### THE PROBLEM
Any pictures in the records below should be skipped; write out everything else exactly.
--- start of INFORMATION PROVIDED ---
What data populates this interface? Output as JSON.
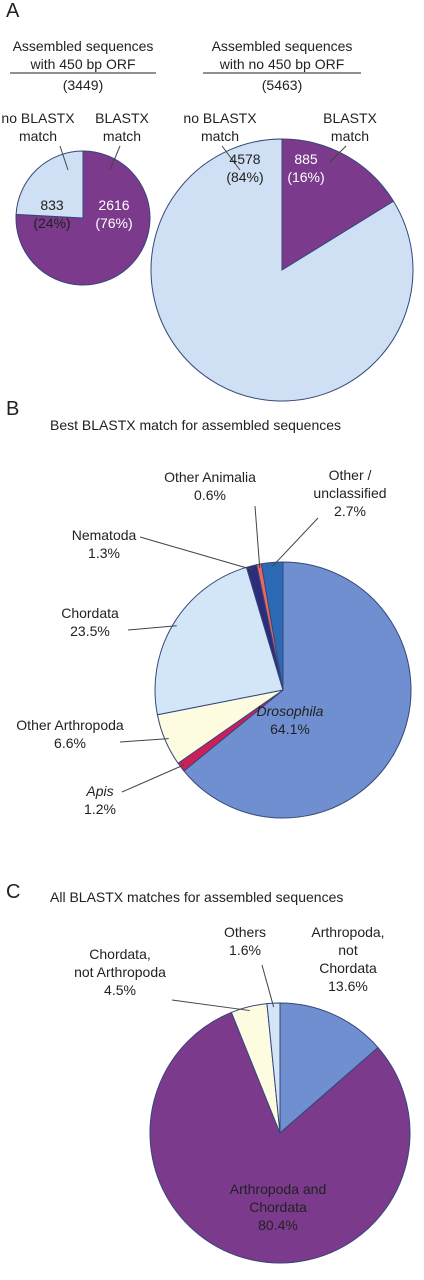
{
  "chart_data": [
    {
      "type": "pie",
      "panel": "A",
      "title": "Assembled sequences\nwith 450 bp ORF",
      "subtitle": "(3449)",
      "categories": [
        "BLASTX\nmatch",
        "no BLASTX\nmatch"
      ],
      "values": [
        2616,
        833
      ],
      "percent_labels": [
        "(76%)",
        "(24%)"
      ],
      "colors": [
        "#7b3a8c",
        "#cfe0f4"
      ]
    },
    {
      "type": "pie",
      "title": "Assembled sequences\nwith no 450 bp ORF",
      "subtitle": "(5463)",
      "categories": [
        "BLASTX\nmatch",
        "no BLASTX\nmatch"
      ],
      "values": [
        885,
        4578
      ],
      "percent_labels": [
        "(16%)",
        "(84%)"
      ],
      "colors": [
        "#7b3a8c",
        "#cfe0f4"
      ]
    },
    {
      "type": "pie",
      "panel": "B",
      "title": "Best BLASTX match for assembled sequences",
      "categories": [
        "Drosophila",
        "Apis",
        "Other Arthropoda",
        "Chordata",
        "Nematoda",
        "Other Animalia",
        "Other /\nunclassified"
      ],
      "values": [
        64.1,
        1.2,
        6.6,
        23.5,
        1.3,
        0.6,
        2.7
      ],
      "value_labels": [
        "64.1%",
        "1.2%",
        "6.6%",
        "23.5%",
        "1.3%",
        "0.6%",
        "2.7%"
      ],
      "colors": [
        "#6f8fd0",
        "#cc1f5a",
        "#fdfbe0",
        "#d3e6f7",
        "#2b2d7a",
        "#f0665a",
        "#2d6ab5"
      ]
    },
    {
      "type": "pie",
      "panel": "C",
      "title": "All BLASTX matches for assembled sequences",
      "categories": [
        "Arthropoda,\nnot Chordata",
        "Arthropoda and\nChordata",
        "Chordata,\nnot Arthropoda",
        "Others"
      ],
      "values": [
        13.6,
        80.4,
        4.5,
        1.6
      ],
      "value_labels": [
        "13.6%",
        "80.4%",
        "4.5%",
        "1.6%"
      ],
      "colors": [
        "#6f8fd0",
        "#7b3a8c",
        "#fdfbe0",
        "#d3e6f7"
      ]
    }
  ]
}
--- end of INFORMATION PROVIDED ---
### RESULT FOR THIS TASK
What data populates this interface? Output as JSON.
{
  "chart_data": [
    {
      "type": "pie",
      "panel": "A",
      "title": "Assembled sequences\nwith 450 bp ORF",
      "subtitle": "(3449)",
      "categories": [
        "BLASTX\nmatch",
        "no BLASTX\nmatch"
      ],
      "values": [
        2616,
        833
      ],
      "percent_labels": [
        "(76%)",
        "(24%)"
      ],
      "colors": [
        "#7b3a8c",
        "#cfe0f4"
      ]
    },
    {
      "type": "pie",
      "title": "Assembled sequences\nwith no 450 bp ORF",
      "subtitle": "(5463)",
      "categories": [
        "BLASTX\nmatch",
        "no BLASTX\nmatch"
      ],
      "values": [
        885,
        4578
      ],
      "percent_labels": [
        "(16%)",
        "(84%)"
      ],
      "colors": [
        "#7b3a8c",
        "#cfe0f4"
      ]
    },
    {
      "type": "pie",
      "panel": "B",
      "title": "Best BLASTX match for assembled sequences",
      "categories": [
        "Drosophila",
        "Apis",
        "Other Arthropoda",
        "Chordata",
        "Nematoda",
        "Other Animalia",
        "Other /\nunclassified"
      ],
      "values": [
        64.1,
        1.2,
        6.6,
        23.5,
        1.3,
        0.6,
        2.7
      ],
      "value_labels": [
        "64.1%",
        "1.2%",
        "6.6%",
        "23.5%",
        "1.3%",
        "0.6%",
        "2.7%"
      ],
      "colors": [
        "#6f8fd0",
        "#cc1f5a",
        "#fdfbe0",
        "#d3e6f7",
        "#2b2d7a",
        "#f0665a",
        "#2d6ab5"
      ]
    },
    {
      "type": "pie",
      "panel": "C",
      "title": "All BLASTX matches for assembled sequences",
      "categories": [
        "Arthropoda,\nnot Chordata",
        "Arthropoda and\nChordata",
        "Chordata,\nnot Arthropoda",
        "Others"
      ],
      "values": [
        13.6,
        80.4,
        4.5,
        1.6
      ],
      "value_labels": [
        "13.6%",
        "80.4%",
        "4.5%",
        "1.6%"
      ],
      "colors": [
        "#6f8fd0",
        "#7b3a8c",
        "#fdfbe0",
        "#d3e6f7"
      ]
    }
  ]
}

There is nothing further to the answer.